Data records
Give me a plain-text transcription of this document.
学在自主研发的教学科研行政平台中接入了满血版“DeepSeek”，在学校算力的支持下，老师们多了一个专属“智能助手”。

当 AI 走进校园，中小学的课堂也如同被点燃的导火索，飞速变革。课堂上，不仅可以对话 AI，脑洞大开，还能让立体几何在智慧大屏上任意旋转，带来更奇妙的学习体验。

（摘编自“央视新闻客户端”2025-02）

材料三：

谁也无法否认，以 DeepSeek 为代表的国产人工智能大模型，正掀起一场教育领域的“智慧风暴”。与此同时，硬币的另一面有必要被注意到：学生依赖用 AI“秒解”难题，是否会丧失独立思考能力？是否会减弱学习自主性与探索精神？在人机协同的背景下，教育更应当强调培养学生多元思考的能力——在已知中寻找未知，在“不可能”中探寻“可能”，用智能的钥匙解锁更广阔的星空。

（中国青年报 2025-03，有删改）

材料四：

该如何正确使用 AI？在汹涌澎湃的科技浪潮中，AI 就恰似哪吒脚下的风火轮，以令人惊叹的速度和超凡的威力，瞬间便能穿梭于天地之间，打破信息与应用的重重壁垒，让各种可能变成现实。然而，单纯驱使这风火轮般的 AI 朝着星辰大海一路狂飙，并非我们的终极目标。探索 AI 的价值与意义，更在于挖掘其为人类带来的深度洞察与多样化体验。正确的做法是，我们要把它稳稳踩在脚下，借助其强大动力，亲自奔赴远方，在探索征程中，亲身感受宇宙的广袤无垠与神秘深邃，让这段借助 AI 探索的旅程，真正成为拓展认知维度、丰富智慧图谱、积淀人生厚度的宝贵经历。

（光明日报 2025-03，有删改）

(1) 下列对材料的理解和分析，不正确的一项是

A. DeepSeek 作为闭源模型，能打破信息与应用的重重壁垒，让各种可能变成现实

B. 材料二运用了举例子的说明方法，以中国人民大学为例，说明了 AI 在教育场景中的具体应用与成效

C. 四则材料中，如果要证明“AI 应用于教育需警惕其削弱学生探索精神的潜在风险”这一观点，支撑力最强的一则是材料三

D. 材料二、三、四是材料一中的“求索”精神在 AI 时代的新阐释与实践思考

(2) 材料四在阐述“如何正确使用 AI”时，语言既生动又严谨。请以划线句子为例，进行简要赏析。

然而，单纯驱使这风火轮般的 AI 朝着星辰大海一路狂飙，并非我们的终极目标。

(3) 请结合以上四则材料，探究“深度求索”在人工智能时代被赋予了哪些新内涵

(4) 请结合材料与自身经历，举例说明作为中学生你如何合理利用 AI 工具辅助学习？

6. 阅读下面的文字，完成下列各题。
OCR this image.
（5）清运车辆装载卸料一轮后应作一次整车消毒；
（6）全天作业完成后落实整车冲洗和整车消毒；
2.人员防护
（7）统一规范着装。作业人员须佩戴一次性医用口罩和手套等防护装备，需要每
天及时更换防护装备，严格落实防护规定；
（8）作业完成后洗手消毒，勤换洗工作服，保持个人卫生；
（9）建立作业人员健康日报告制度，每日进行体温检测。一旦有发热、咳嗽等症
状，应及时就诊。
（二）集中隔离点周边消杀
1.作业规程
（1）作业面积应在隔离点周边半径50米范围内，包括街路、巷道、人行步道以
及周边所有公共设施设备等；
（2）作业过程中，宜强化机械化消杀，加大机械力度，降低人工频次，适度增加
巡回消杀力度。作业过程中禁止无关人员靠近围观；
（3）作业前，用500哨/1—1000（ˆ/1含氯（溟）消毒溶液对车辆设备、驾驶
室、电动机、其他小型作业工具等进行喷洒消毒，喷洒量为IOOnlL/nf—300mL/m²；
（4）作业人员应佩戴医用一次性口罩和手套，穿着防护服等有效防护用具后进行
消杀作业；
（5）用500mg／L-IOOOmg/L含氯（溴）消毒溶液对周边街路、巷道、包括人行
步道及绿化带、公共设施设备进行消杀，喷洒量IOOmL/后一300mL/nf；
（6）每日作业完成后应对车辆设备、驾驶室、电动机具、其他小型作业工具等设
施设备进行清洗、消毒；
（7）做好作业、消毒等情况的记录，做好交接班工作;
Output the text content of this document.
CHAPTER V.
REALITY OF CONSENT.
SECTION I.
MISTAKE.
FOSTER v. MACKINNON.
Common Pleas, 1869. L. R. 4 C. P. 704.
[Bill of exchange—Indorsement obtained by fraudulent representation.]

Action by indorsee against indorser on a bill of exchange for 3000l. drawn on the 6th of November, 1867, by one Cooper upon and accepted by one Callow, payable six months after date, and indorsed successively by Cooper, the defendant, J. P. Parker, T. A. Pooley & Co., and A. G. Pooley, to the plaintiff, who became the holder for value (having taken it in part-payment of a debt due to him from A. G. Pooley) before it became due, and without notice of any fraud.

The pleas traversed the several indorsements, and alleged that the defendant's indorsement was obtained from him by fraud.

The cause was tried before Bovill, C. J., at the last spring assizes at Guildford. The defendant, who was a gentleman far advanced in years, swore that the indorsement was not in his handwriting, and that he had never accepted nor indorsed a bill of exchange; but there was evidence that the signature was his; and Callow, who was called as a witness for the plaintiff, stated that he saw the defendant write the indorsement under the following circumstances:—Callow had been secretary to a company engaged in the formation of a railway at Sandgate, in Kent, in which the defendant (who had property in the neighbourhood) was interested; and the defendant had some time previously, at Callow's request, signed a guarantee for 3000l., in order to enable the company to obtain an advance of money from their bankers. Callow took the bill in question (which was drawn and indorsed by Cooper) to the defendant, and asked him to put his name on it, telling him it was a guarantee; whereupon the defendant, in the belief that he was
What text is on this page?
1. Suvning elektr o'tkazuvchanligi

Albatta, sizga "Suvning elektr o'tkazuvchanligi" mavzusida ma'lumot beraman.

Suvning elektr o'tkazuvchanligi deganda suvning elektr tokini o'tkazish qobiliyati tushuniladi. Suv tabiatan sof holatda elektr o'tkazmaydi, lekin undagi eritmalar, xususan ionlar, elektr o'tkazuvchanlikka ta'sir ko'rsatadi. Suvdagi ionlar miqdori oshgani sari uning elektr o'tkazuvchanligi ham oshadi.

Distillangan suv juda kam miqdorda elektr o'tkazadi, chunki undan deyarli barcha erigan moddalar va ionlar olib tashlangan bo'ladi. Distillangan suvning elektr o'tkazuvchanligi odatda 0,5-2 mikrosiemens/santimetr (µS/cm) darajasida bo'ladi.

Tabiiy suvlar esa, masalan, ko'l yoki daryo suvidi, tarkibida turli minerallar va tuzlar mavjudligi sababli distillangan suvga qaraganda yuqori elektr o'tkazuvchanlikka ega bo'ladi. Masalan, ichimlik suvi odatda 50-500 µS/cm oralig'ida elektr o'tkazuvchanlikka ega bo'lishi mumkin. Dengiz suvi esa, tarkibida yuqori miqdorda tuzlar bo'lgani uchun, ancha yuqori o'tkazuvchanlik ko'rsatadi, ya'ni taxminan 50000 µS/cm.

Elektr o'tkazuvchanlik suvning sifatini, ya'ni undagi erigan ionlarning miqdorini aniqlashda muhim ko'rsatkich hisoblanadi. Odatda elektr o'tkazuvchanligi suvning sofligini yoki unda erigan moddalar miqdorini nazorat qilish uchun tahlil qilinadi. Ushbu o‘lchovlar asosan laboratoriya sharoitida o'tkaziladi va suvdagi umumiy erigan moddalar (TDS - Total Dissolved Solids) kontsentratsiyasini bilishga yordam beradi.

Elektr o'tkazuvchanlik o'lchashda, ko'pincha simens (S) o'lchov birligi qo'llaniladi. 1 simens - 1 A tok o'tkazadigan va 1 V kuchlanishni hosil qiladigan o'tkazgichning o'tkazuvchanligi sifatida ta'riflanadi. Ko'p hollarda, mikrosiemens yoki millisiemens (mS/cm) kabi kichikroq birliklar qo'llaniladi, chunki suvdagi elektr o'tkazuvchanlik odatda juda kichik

— Directive —
Using the listing above, list every line in which the string "text" occurs.

— Problem solution —
Give me a plain-text transcription of this document.
Output the text content of this document.
What text is on this page?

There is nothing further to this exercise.